# Raw records start
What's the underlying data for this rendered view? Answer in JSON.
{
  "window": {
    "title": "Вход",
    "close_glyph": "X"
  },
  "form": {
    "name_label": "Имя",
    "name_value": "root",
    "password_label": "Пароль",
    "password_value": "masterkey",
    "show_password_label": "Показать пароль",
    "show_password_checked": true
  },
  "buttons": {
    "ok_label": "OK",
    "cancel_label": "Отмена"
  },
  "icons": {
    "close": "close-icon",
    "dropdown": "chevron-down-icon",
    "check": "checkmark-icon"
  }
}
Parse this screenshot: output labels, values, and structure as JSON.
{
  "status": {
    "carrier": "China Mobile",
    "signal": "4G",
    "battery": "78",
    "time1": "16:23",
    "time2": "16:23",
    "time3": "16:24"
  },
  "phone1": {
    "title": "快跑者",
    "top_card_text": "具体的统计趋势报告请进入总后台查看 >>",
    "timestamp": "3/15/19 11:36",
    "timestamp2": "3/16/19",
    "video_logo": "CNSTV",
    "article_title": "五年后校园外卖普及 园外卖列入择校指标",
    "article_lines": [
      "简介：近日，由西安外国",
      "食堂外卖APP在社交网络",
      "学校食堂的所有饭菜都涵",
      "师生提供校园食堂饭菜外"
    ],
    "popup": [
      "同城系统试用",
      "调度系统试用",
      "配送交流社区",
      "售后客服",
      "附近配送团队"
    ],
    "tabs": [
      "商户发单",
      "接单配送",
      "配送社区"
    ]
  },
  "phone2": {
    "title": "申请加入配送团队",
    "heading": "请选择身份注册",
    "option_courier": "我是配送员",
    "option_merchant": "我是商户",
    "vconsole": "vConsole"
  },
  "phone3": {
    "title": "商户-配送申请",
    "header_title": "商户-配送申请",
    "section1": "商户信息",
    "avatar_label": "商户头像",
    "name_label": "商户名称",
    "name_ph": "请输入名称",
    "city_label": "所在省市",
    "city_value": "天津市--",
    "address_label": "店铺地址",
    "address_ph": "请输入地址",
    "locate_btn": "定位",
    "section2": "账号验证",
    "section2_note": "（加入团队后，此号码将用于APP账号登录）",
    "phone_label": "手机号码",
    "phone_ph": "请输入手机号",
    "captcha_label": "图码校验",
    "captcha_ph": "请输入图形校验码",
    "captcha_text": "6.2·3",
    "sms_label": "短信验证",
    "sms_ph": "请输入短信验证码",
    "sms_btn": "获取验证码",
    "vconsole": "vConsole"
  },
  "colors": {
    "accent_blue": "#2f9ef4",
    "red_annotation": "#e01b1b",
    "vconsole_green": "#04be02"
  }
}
# Raw records end
— Problem description —
Copy every line above that includes the string "JSON".

— Response for this exercise —
What's the underlying data for this rendered view? Answer in JSON.
Parse this screenshot: output labels, values, and structure as JSON.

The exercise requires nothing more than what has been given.